# Extracted data:
========================================

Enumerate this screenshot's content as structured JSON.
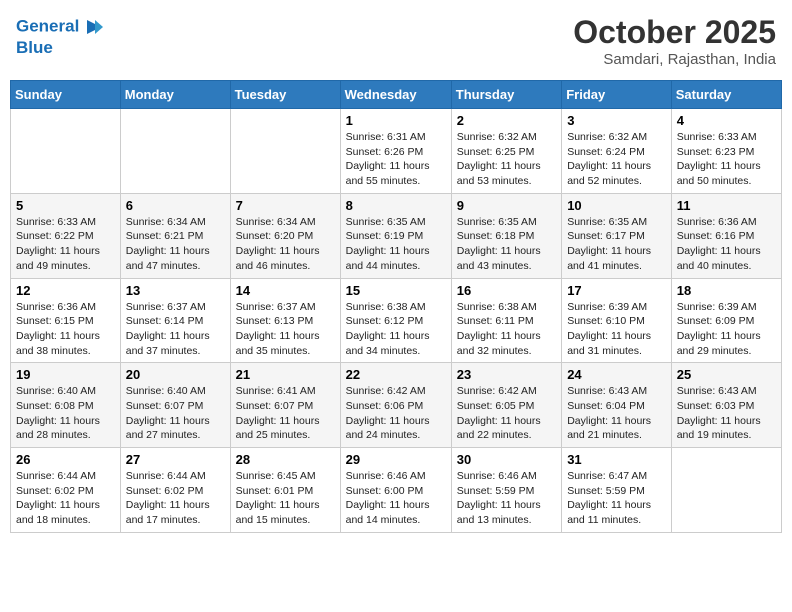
{
  "header": {
    "logo_line1": "General",
    "logo_line2": "Blue",
    "month": "October 2025",
    "location": "Samdari, Rajasthan, India"
  },
  "days_of_week": [
    "Sunday",
    "Monday",
    "Tuesday",
    "Wednesday",
    "Thursday",
    "Friday",
    "Saturday"
  ],
  "weeks": [
    [
      {
        "day": "",
        "sunrise": "",
        "sunset": "",
        "daylight": ""
      },
      {
        "day": "",
        "sunrise": "",
        "sunset": "",
        "daylight": ""
      },
      {
        "day": "",
        "sunrise": "",
        "sunset": "",
        "daylight": ""
      },
      {
        "day": "1",
        "sunrise": "6:31 AM",
        "sunset": "6:26 PM",
        "daylight": "11 hours and 55 minutes."
      },
      {
        "day": "2",
        "sunrise": "6:32 AM",
        "sunset": "6:25 PM",
        "daylight": "11 hours and 53 minutes."
      },
      {
        "day": "3",
        "sunrise": "6:32 AM",
        "sunset": "6:24 PM",
        "daylight": "11 hours and 52 minutes."
      },
      {
        "day": "4",
        "sunrise": "6:33 AM",
        "sunset": "6:23 PM",
        "daylight": "11 hours and 50 minutes."
      }
    ],
    [
      {
        "day": "5",
        "sunrise": "6:33 AM",
        "sunset": "6:22 PM",
        "daylight": "11 hours and 49 minutes."
      },
      {
        "day": "6",
        "sunrise": "6:34 AM",
        "sunset": "6:21 PM",
        "daylight": "11 hours and 47 minutes."
      },
      {
        "day": "7",
        "sunrise": "6:34 AM",
        "sunset": "6:20 PM",
        "daylight": "11 hours and 46 minutes."
      },
      {
        "day": "8",
        "sunrise": "6:35 AM",
        "sunset": "6:19 PM",
        "daylight": "11 hours and 44 minutes."
      },
      {
        "day": "9",
        "sunrise": "6:35 AM",
        "sunset": "6:18 PM",
        "daylight": "11 hours and 43 minutes."
      },
      {
        "day": "10",
        "sunrise": "6:35 AM",
        "sunset": "6:17 PM",
        "daylight": "11 hours and 41 minutes."
      },
      {
        "day": "11",
        "sunrise": "6:36 AM",
        "sunset": "6:16 PM",
        "daylight": "11 hours and 40 minutes."
      }
    ],
    [
      {
        "day": "12",
        "sunrise": "6:36 AM",
        "sunset": "6:15 PM",
        "daylight": "11 hours and 38 minutes."
      },
      {
        "day": "13",
        "sunrise": "6:37 AM",
        "sunset": "6:14 PM",
        "daylight": "11 hours and 37 minutes."
      },
      {
        "day": "14",
        "sunrise": "6:37 AM",
        "sunset": "6:13 PM",
        "daylight": "11 hours and 35 minutes."
      },
      {
        "day": "15",
        "sunrise": "6:38 AM",
        "sunset": "6:12 PM",
        "daylight": "11 hours and 34 minutes."
      },
      {
        "day": "16",
        "sunrise": "6:38 AM",
        "sunset": "6:11 PM",
        "daylight": "11 hours and 32 minutes."
      },
      {
        "day": "17",
        "sunrise": "6:39 AM",
        "sunset": "6:10 PM",
        "daylight": "11 hours and 31 minutes."
      },
      {
        "day": "18",
        "sunrise": "6:39 AM",
        "sunset": "6:09 PM",
        "daylight": "11 hours and 29 minutes."
      }
    ],
    [
      {
        "day": "19",
        "sunrise": "6:40 AM",
        "sunset": "6:08 PM",
        "daylight": "11 hours and 28 minutes."
      },
      {
        "day": "20",
        "sunrise": "6:40 AM",
        "sunset": "6:07 PM",
        "daylight": "11 hours and 27 minutes."
      },
      {
        "day": "21",
        "sunrise": "6:41 AM",
        "sunset": "6:07 PM",
        "daylight": "11 hours and 25 minutes."
      },
      {
        "day": "22",
        "sunrise": "6:42 AM",
        "sunset": "6:06 PM",
        "daylight": "11 hours and 24 minutes."
      },
      {
        "day": "23",
        "sunrise": "6:42 AM",
        "sunset": "6:05 PM",
        "daylight": "11 hours and 22 minutes."
      },
      {
        "day": "24",
        "sunrise": "6:43 AM",
        "sunset": "6:04 PM",
        "daylight": "11 hours and 21 minutes."
      },
      {
        "day": "25",
        "sunrise": "6:43 AM",
        "sunset": "6:03 PM",
        "daylight": "11 hours and 19 minutes."
      }
    ],
    [
      {
        "day": "26",
        "sunrise": "6:44 AM",
        "sunset": "6:02 PM",
        "daylight": "11 hours and 18 minutes."
      },
      {
        "day": "27",
        "sunrise": "6:44 AM",
        "sunset": "6:02 PM",
        "daylight": "11 hours and 17 minutes."
      },
      {
        "day": "28",
        "sunrise": "6:45 AM",
        "sunset": "6:01 PM",
        "daylight": "11 hours and 15 minutes."
      },
      {
        "day": "29",
        "sunrise": "6:46 AM",
        "sunset": "6:00 PM",
        "daylight": "11 hours and 14 minutes."
      },
      {
        "day": "30",
        "sunrise": "6:46 AM",
        "sunset": "5:59 PM",
        "daylight": "11 hours and 13 minutes."
      },
      {
        "day": "31",
        "sunrise": "6:47 AM",
        "sunset": "5:59 PM",
        "daylight": "11 hours and 11 minutes."
      },
      {
        "day": "",
        "sunrise": "",
        "sunset": "",
        "daylight": ""
      }
    ]
  ]
}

========================================

# The request:
Restate the listing above word for word, and skip the pictures.

# Output below:
Enumerate this screenshot's content as structured JSON.
{
  "header": {
    "logo_line1": "General",
    "logo_line2": "Blue",
    "month": "October 2025",
    "location": "Samdari, Rajasthan, India"
  },
  "days_of_week": [
    "Sunday",
    "Monday",
    "Tuesday",
    "Wednesday",
    "Thursday",
    "Friday",
    "Saturday"
  ],
  "weeks": [
    [
      {
        "day": "",
        "sunrise": "",
        "sunset": "",
        "daylight": ""
      },
      {
        "day": "",
        "sunrise": "",
        "sunset": "",
        "daylight": ""
      },
      {
        "day": "",
        "sunrise": "",
        "sunset": "",
        "daylight": ""
      },
      {
        "day": "1",
        "sunrise": "6:31 AM",
        "sunset": "6:26 PM",
        "daylight": "11 hours and 55 minutes."
      },
      {
        "day": "2",
        "sunrise": "6:32 AM",
        "sunset": "6:25 PM",
        "daylight": "11 hours and 53 minutes."
      },
      {
        "day": "3",
        "sunrise": "6:32 AM",
        "sunset": "6:24 PM",
        "daylight": "11 hours and 52 minutes."
      },
      {
        "day": "4",
        "sunrise": "6:33 AM",
        "sunset": "6:23 PM",
        "daylight": "11 hours and 50 minutes."
      }
    ],
    [
      {
        "day": "5",
        "sunrise": "6:33 AM",
        "sunset": "6:22 PM",
        "daylight": "11 hours and 49 minutes."
      },
      {
        "day": "6",
        "sunrise": "6:34 AM",
        "sunset": "6:21 PM",
        "daylight": "11 hours and 47 minutes."
      },
      {
        "day": "7",
        "sunrise": "6:34 AM",
        "sunset": "6:20 PM",
        "daylight": "11 hours and 46 minutes."
      },
      {
        "day": "8",
        "sunrise": "6:35 AM",
        "sunset": "6:19 PM",
        "daylight": "11 hours and 44 minutes."
      },
      {
        "day": "9",
        "sunrise": "6:35 AM",
        "sunset": "6:18 PM",
        "daylight": "11 hours and 43 minutes."
      },
      {
        "day": "10",
        "sunrise": "6:35 AM",
        "sunset": "6:17 PM",
        "daylight": "11 hours and 41 minutes."
      },
      {
        "day": "11",
        "sunrise": "6:36 AM",
        "sunset": "6:16 PM",
        "daylight": "11 hours and 40 minutes."
      }
    ],
    [
      {
        "day": "12",
        "sunrise": "6:36 AM",
        "sunset": "6:15 PM",
        "daylight": "11 hours and 38 minutes."
      },
      {
        "day": "13",
        "sunrise": "6:37 AM",
        "sunset": "6:14 PM",
        "daylight": "11 hours and 37 minutes."
      },
      {
        "day": "14",
        "sunrise": "6:37 AM",
        "sunset": "6:13 PM",
        "daylight": "11 hours and 35 minutes."
      },
      {
        "day": "15",
        "sunrise": "6:38 AM",
        "sunset": "6:12 PM",
        "daylight": "11 hours and 34 minutes."
      },
      {
        "day": "16",
        "sunrise": "6:38 AM",
        "sunset": "6:11 PM",
        "daylight": "11 hours and 32 minutes."
      },
      {
        "day": "17",
        "sunrise": "6:39 AM",
        "sunset": "6:10 PM",
        "daylight": "11 hours and 31 minutes."
      },
      {
        "day": "18",
        "sunrise": "6:39 AM",
        "sunset": "6:09 PM",
        "daylight": "11 hours and 29 minutes."
      }
    ],
    [
      {
        "day": "19",
        "sunrise": "6:40 AM",
        "sunset": "6:08 PM",
        "daylight": "11 hours and 28 minutes."
      },
      {
        "day": "20",
        "sunrise": "6:40 AM",
        "sunset": "6:07 PM",
        "daylight": "11 hours and 27 minutes."
      },
      {
        "day": "21",
        "sunrise": "6:41 AM",
        "sunset": "6:07 PM",
        "daylight": "11 hours and 25 minutes."
      },
      {
        "day": "22",
        "sunrise": "6:42 AM",
        "sunset": "6:06 PM",
        "daylight": "11 hours and 24 minutes."
      },
      {
        "day": "23",
        "sunrise": "6:42 AM",
        "sunset": "6:05 PM",
        "daylight": "11 hours and 22 minutes."
      },
      {
        "day": "24",
        "sunrise": "6:43 AM",
        "sunset": "6:04 PM",
        "daylight": "11 hours and 21 minutes."
      },
      {
        "day": "25",
        "sunrise": "6:43 AM",
        "sunset": "6:03 PM",
        "daylight": "11 hours and 19 minutes."
      }
    ],
    [
      {
        "day": "26",
        "sunrise": "6:44 AM",
        "sunset": "6:02 PM",
        "daylight": "11 hours and 18 minutes."
      },
      {
        "day": "27",
        "sunrise": "6:44 AM",
        "sunset": "6:02 PM",
        "daylight": "11 hours and 17 minutes."
      },
      {
        "day": "28",
        "sunrise": "6:45 AM",
        "sunset": "6:01 PM",
        "daylight": "11 hours and 15 minutes."
      },
      {
        "day": "29",
        "sunrise": "6:46 AM",
        "sunset": "6:00 PM",
        "daylight": "11 hours and 14 minutes."
      },
      {
        "day": "30",
        "sunrise": "6:46 AM",
        "sunset": "5:59 PM",
        "daylight": "11 hours and 13 minutes."
      },
      {
        "day": "31",
        "sunrise": "6:47 AM",
        "sunset": "5:59 PM",
        "daylight": "11 hours and 11 minutes."
      },
      {
        "day": "",
        "sunrise": "",
        "sunset": "",
        "daylight": ""
      }
    ]
  ]
}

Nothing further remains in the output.